**What is expected:**
Produce an exact copy of all the data below, dropping every image.

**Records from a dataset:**

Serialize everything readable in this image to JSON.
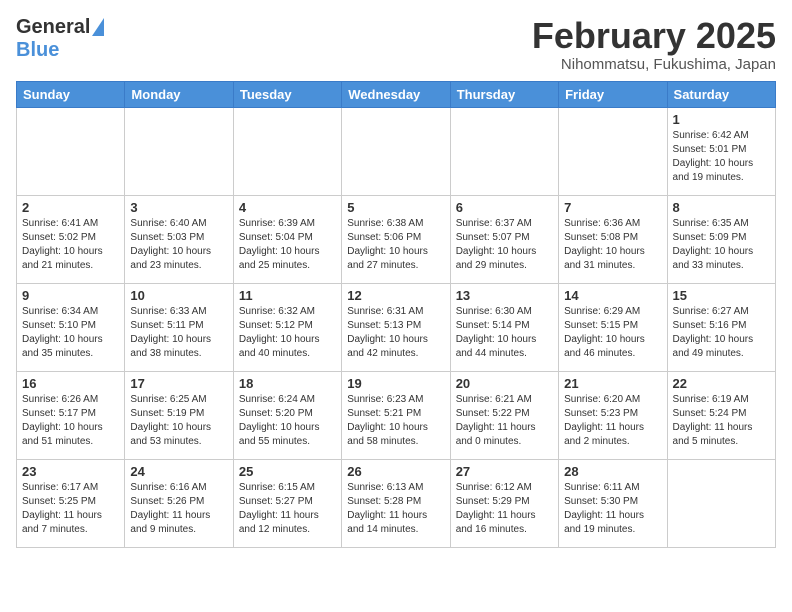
{
  "header": {
    "logo_general": "General",
    "logo_blue": "Blue",
    "month": "February 2025",
    "location": "Nihommatsu, Fukushima, Japan"
  },
  "days_of_week": [
    "Sunday",
    "Monday",
    "Tuesday",
    "Wednesday",
    "Thursday",
    "Friday",
    "Saturday"
  ],
  "weeks": [
    [
      {
        "day": "",
        "info": ""
      },
      {
        "day": "",
        "info": ""
      },
      {
        "day": "",
        "info": ""
      },
      {
        "day": "",
        "info": ""
      },
      {
        "day": "",
        "info": ""
      },
      {
        "day": "",
        "info": ""
      },
      {
        "day": "1",
        "info": "Sunrise: 6:42 AM\nSunset: 5:01 PM\nDaylight: 10 hours and 19 minutes."
      }
    ],
    [
      {
        "day": "2",
        "info": "Sunrise: 6:41 AM\nSunset: 5:02 PM\nDaylight: 10 hours and 21 minutes."
      },
      {
        "day": "3",
        "info": "Sunrise: 6:40 AM\nSunset: 5:03 PM\nDaylight: 10 hours and 23 minutes."
      },
      {
        "day": "4",
        "info": "Sunrise: 6:39 AM\nSunset: 5:04 PM\nDaylight: 10 hours and 25 minutes."
      },
      {
        "day": "5",
        "info": "Sunrise: 6:38 AM\nSunset: 5:06 PM\nDaylight: 10 hours and 27 minutes."
      },
      {
        "day": "6",
        "info": "Sunrise: 6:37 AM\nSunset: 5:07 PM\nDaylight: 10 hours and 29 minutes."
      },
      {
        "day": "7",
        "info": "Sunrise: 6:36 AM\nSunset: 5:08 PM\nDaylight: 10 hours and 31 minutes."
      },
      {
        "day": "8",
        "info": "Sunrise: 6:35 AM\nSunset: 5:09 PM\nDaylight: 10 hours and 33 minutes."
      }
    ],
    [
      {
        "day": "9",
        "info": "Sunrise: 6:34 AM\nSunset: 5:10 PM\nDaylight: 10 hours and 35 minutes."
      },
      {
        "day": "10",
        "info": "Sunrise: 6:33 AM\nSunset: 5:11 PM\nDaylight: 10 hours and 38 minutes."
      },
      {
        "day": "11",
        "info": "Sunrise: 6:32 AM\nSunset: 5:12 PM\nDaylight: 10 hours and 40 minutes."
      },
      {
        "day": "12",
        "info": "Sunrise: 6:31 AM\nSunset: 5:13 PM\nDaylight: 10 hours and 42 minutes."
      },
      {
        "day": "13",
        "info": "Sunrise: 6:30 AM\nSunset: 5:14 PM\nDaylight: 10 hours and 44 minutes."
      },
      {
        "day": "14",
        "info": "Sunrise: 6:29 AM\nSunset: 5:15 PM\nDaylight: 10 hours and 46 minutes."
      },
      {
        "day": "15",
        "info": "Sunrise: 6:27 AM\nSunset: 5:16 PM\nDaylight: 10 hours and 49 minutes."
      }
    ],
    [
      {
        "day": "16",
        "info": "Sunrise: 6:26 AM\nSunset: 5:17 PM\nDaylight: 10 hours and 51 minutes."
      },
      {
        "day": "17",
        "info": "Sunrise: 6:25 AM\nSunset: 5:19 PM\nDaylight: 10 hours and 53 minutes."
      },
      {
        "day": "18",
        "info": "Sunrise: 6:24 AM\nSunset: 5:20 PM\nDaylight: 10 hours and 55 minutes."
      },
      {
        "day": "19",
        "info": "Sunrise: 6:23 AM\nSunset: 5:21 PM\nDaylight: 10 hours and 58 minutes."
      },
      {
        "day": "20",
        "info": "Sunrise: 6:21 AM\nSunset: 5:22 PM\nDaylight: 11 hours and 0 minutes."
      },
      {
        "day": "21",
        "info": "Sunrise: 6:20 AM\nSunset: 5:23 PM\nDaylight: 11 hours and 2 minutes."
      },
      {
        "day": "22",
        "info": "Sunrise: 6:19 AM\nSunset: 5:24 PM\nDaylight: 11 hours and 5 minutes."
      }
    ],
    [
      {
        "day": "23",
        "info": "Sunrise: 6:17 AM\nSunset: 5:25 PM\nDaylight: 11 hours and 7 minutes."
      },
      {
        "day": "24",
        "info": "Sunrise: 6:16 AM\nSunset: 5:26 PM\nDaylight: 11 hours and 9 minutes."
      },
      {
        "day": "25",
        "info": "Sunrise: 6:15 AM\nSunset: 5:27 PM\nDaylight: 11 hours and 12 minutes."
      },
      {
        "day": "26",
        "info": "Sunrise: 6:13 AM\nSunset: 5:28 PM\nDaylight: 11 hours and 14 minutes."
      },
      {
        "day": "27",
        "info": "Sunrise: 6:12 AM\nSunset: 5:29 PM\nDaylight: 11 hours and 16 minutes."
      },
      {
        "day": "28",
        "info": "Sunrise: 6:11 AM\nSunset: 5:30 PM\nDaylight: 11 hours and 19 minutes."
      },
      {
        "day": "",
        "info": ""
      }
    ]
  ]
}
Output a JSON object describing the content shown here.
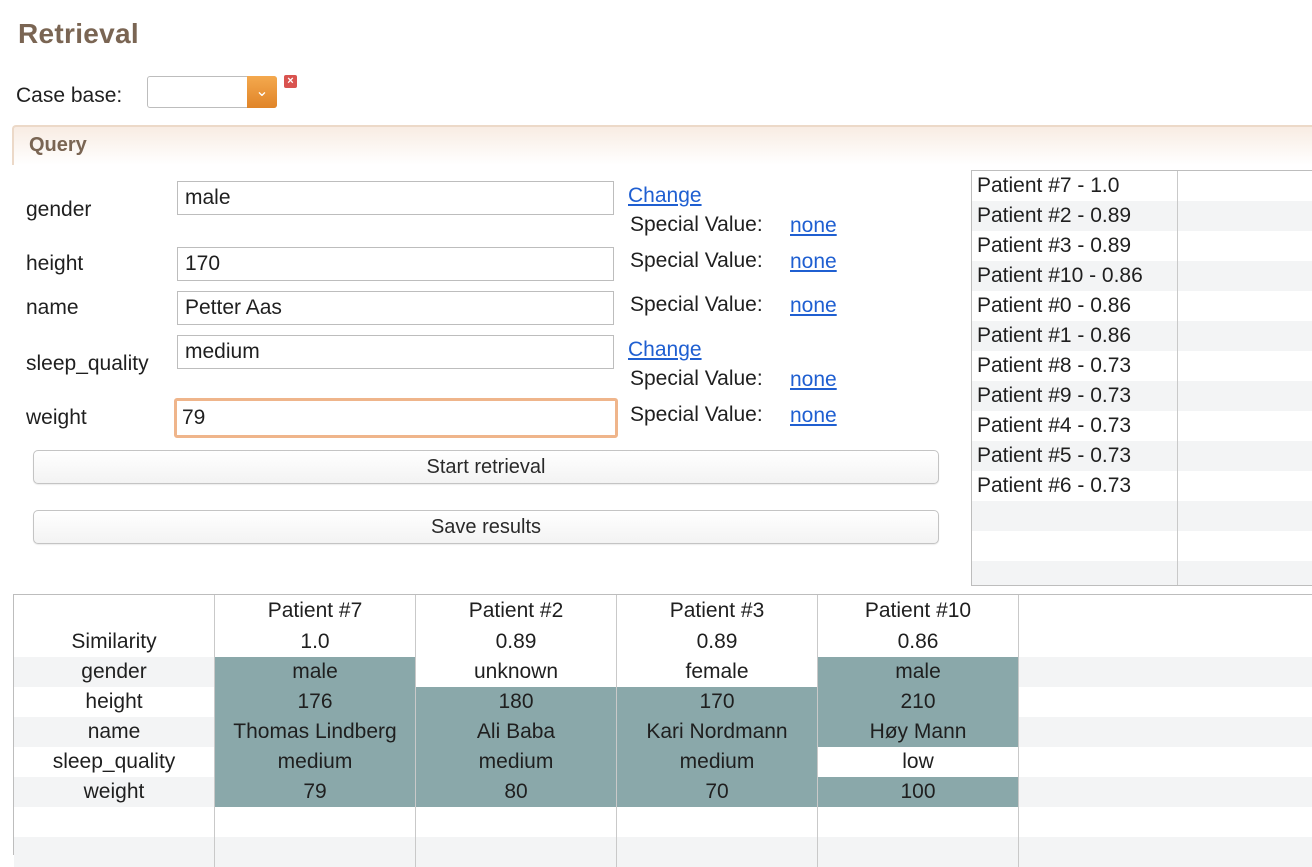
{
  "page": {
    "title": "Retrieval"
  },
  "case_base": {
    "label": "Case base:",
    "selected": "",
    "clear_icon": "close-icon"
  },
  "query": {
    "title": "Query",
    "fields": [
      {
        "label": "gender",
        "value": "male",
        "change_label": "Change",
        "special_label": "Special Value:",
        "special_value": "none"
      },
      {
        "label": "height",
        "value": "170",
        "special_label": "Special Value:",
        "special_value": "none"
      },
      {
        "label": "name",
        "value": "Petter Aas",
        "special_label": "Special Value:",
        "special_value": "none"
      },
      {
        "label": "sleep_quality",
        "value": "medium",
        "change_label": "Change",
        "special_label": "Special Value:",
        "special_value": "none"
      },
      {
        "label": "weight",
        "value": "79",
        "special_label": "Special Value:",
        "special_value": "none"
      }
    ],
    "start_button": "Start retrieval",
    "save_button": "Save results"
  },
  "results": [
    "Patient #7 - 1.0",
    "Patient #2 - 0.89",
    "Patient #3 - 0.89",
    "Patient #10 - 0.86",
    "Patient #0 - 0.86",
    "Patient #1 - 0.86",
    "Patient #8 - 0.73",
    "Patient #9 - 0.73",
    "Patient #4 - 0.73",
    "Patient #5 - 0.73",
    "Patient #6 - 0.73"
  ],
  "comparison": {
    "columns": [
      "Patient #7",
      "Patient #2",
      "Patient #3",
      "Patient #10"
    ],
    "rows": [
      {
        "label": "Similarity",
        "values": [
          "1.0",
          "0.89",
          "0.89",
          "0.86"
        ]
      },
      {
        "label": "gender",
        "values": [
          "male",
          "unknown",
          "female",
          "male"
        ]
      },
      {
        "label": "height",
        "values": [
          "176",
          "180",
          "170",
          "210"
        ]
      },
      {
        "label": "name",
        "values": [
          "Thomas Lindberg",
          "Ali Baba",
          "Kari Nordmann",
          "Høy Mann"
        ]
      },
      {
        "label": "sleep_quality",
        "values": [
          "medium",
          "medium",
          "medium",
          "low"
        ]
      },
      {
        "label": "weight",
        "values": [
          "79",
          "80",
          "70",
          "100"
        ]
      }
    ]
  },
  "colors": {
    "highlight": "#8aa8aa",
    "accent": "#e08428",
    "link": "#1f5fd1",
    "title": "#7a6553"
  }
}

**Task solution:**
Serialize everything readable in this image to JSON.
{
  "header": {
    "logo_general": "General",
    "logo_blue": "Blue",
    "month": "February 2025",
    "location": "Nihommatsu, Fukushima, Japan"
  },
  "days_of_week": [
    "Sunday",
    "Monday",
    "Tuesday",
    "Wednesday",
    "Thursday",
    "Friday",
    "Saturday"
  ],
  "weeks": [
    [
      {
        "day": "",
        "info": ""
      },
      {
        "day": "",
        "info": ""
      },
      {
        "day": "",
        "info": ""
      },
      {
        "day": "",
        "info": ""
      },
      {
        "day": "",
        "info": ""
      },
      {
        "day": "",
        "info": ""
      },
      {
        "day": "1",
        "info": "Sunrise: 6:42 AM\nSunset: 5:01 PM\nDaylight: 10 hours and 19 minutes."
      }
    ],
    [
      {
        "day": "2",
        "info": "Sunrise: 6:41 AM\nSunset: 5:02 PM\nDaylight: 10 hours and 21 minutes."
      },
      {
        "day": "3",
        "info": "Sunrise: 6:40 AM\nSunset: 5:03 PM\nDaylight: 10 hours and 23 minutes."
      },
      {
        "day": "4",
        "info": "Sunrise: 6:39 AM\nSunset: 5:04 PM\nDaylight: 10 hours and 25 minutes."
      },
      {
        "day": "5",
        "info": "Sunrise: 6:38 AM\nSunset: 5:06 PM\nDaylight: 10 hours and 27 minutes."
      },
      {
        "day": "6",
        "info": "Sunrise: 6:37 AM\nSunset: 5:07 PM\nDaylight: 10 hours and 29 minutes."
      },
      {
        "day": "7",
        "info": "Sunrise: 6:36 AM\nSunset: 5:08 PM\nDaylight: 10 hours and 31 minutes."
      },
      {
        "day": "8",
        "info": "Sunrise: 6:35 AM\nSunset: 5:09 PM\nDaylight: 10 hours and 33 minutes."
      }
    ],
    [
      {
        "day": "9",
        "info": "Sunrise: 6:34 AM\nSunset: 5:10 PM\nDaylight: 10 hours and 35 minutes."
      },
      {
        "day": "10",
        "info": "Sunrise: 6:33 AM\nSunset: 5:11 PM\nDaylight: 10 hours and 38 minutes."
      },
      {
        "day": "11",
        "info": "Sunrise: 6:32 AM\nSunset: 5:12 PM\nDaylight: 10 hours and 40 minutes."
      },
      {
        "day": "12",
        "info": "Sunrise: 6:31 AM\nSunset: 5:13 PM\nDaylight: 10 hours and 42 minutes."
      },
      {
        "day": "13",
        "info": "Sunrise: 6:30 AM\nSunset: 5:14 PM\nDaylight: 10 hours and 44 minutes."
      },
      {
        "day": "14",
        "info": "Sunrise: 6:29 AM\nSunset: 5:15 PM\nDaylight: 10 hours and 46 minutes."
      },
      {
        "day": "15",
        "info": "Sunrise: 6:27 AM\nSunset: 5:16 PM\nDaylight: 10 hours and 49 minutes."
      }
    ],
    [
      {
        "day": "16",
        "info": "Sunrise: 6:26 AM\nSunset: 5:17 PM\nDaylight: 10 hours and 51 minutes."
      },
      {
        "day": "17",
        "info": "Sunrise: 6:25 AM\nSunset: 5:19 PM\nDaylight: 10 hours and 53 minutes."
      },
      {
        "day": "18",
        "info": "Sunrise: 6:24 AM\nSunset: 5:20 PM\nDaylight: 10 hours and 55 minutes."
      },
      {
        "day": "19",
        "info": "Sunrise: 6:23 AM\nSunset: 5:21 PM\nDaylight: 10 hours and 58 minutes."
      },
      {
        "day": "20",
        "info": "Sunrise: 6:21 AM\nSunset: 5:22 PM\nDaylight: 11 hours and 0 minutes."
      },
      {
        "day": "21",
        "info": "Sunrise: 6:20 AM\nSunset: 5:23 PM\nDaylight: 11 hours and 2 minutes."
      },
      {
        "day": "22",
        "info": "Sunrise: 6:19 AM\nSunset: 5:24 PM\nDaylight: 11 hours and 5 minutes."
      }
    ],
    [
      {
        "day": "23",
        "info": "Sunrise: 6:17 AM\nSunset: 5:25 PM\nDaylight: 11 hours and 7 minutes."
      },
      {
        "day": "24",
        "info": "Sunrise: 6:16 AM\nSunset: 5:26 PM\nDaylight: 11 hours and 9 minutes."
      },
      {
        "day": "25",
        "info": "Sunrise: 6:15 AM\nSunset: 5:27 PM\nDaylight: 11 hours and 12 minutes."
      },
      {
        "day": "26",
        "info": "Sunrise: 6:13 AM\nSunset: 5:28 PM\nDaylight: 11 hours and 14 minutes."
      },
      {
        "day": "27",
        "info": "Sunrise: 6:12 AM\nSunset: 5:29 PM\nDaylight: 11 hours and 16 minutes."
      },
      {
        "day": "28",
        "info": "Sunrise: 6:11 AM\nSunset: 5:30 PM\nDaylight: 11 hours and 19 minutes."
      },
      {
        "day": "",
        "info": ""
      }
    ]
  ]
}
Output a JSON object describing the content shown here.
{
  "page": {
    "title": "Retrieval"
  },
  "case_base": {
    "label": "Case base:",
    "selected": "",
    "clear_icon": "close-icon"
  },
  "query": {
    "title": "Query",
    "fields": [
      {
        "label": "gender",
        "value": "male",
        "change_label": "Change",
        "special_label": "Special Value:",
        "special_value": "none"
      },
      {
        "label": "height",
        "value": "170",
        "special_label": "Special Value:",
        "special_value": "none"
      },
      {
        "label": "name",
        "value": "Petter Aas",
        "special_label": "Special Value:",
        "special_value": "none"
      },
      {
        "label": "sleep_quality",
        "value": "medium",
        "change_label": "Change",
        "special_label": "Special Value:",
        "special_value": "none"
      },
      {
        "label": "weight",
        "value": "79",
        "special_label": "Special Value:",
        "special_value": "none"
      }
    ],
    "start_button": "Start retrieval",
    "save_button": "Save results"
  },
  "results": [
    "Patient #7 - 1.0",
    "Patient #2 - 0.89",
    "Patient #3 - 0.89",
    "Patient #10 - 0.86",
    "Patient #0 - 0.86",
    "Patient #1 - 0.86",
    "Patient #8 - 0.73",
    "Patient #9 - 0.73",
    "Patient #4 - 0.73",
    "Patient #5 - 0.73",
    "Patient #6 - 0.73"
  ],
  "comparison": {
    "columns": [
      "Patient #7",
      "Patient #2",
      "Patient #3",
      "Patient #10"
    ],
    "rows": [
      {
        "label": "Similarity",
        "values": [
          "1.0",
          "0.89",
          "0.89",
          "0.86"
        ]
      },
      {
        "label": "gender",
        "values": [
          "male",
          "unknown",
          "female",
          "male"
        ]
      },
      {
        "label": "height",
        "values": [
          "176",
          "180",
          "170",
          "210"
        ]
      },
      {
        "label": "name",
        "values": [
          "Thomas Lindberg",
          "Ali Baba",
          "Kari Nordmann",
          "Høy Mann"
        ]
      },
      {
        "label": "sleep_quality",
        "values": [
          "medium",
          "medium",
          "medium",
          "low"
        ]
      },
      {
        "label": "weight",
        "values": [
          "79",
          "80",
          "70",
          "100"
        ]
      }
    ]
  },
  "colors": {
    "highlight": "#8aa8aa",
    "accent": "#e08428",
    "link": "#1f5fd1",
    "title": "#7a6553"
  }
}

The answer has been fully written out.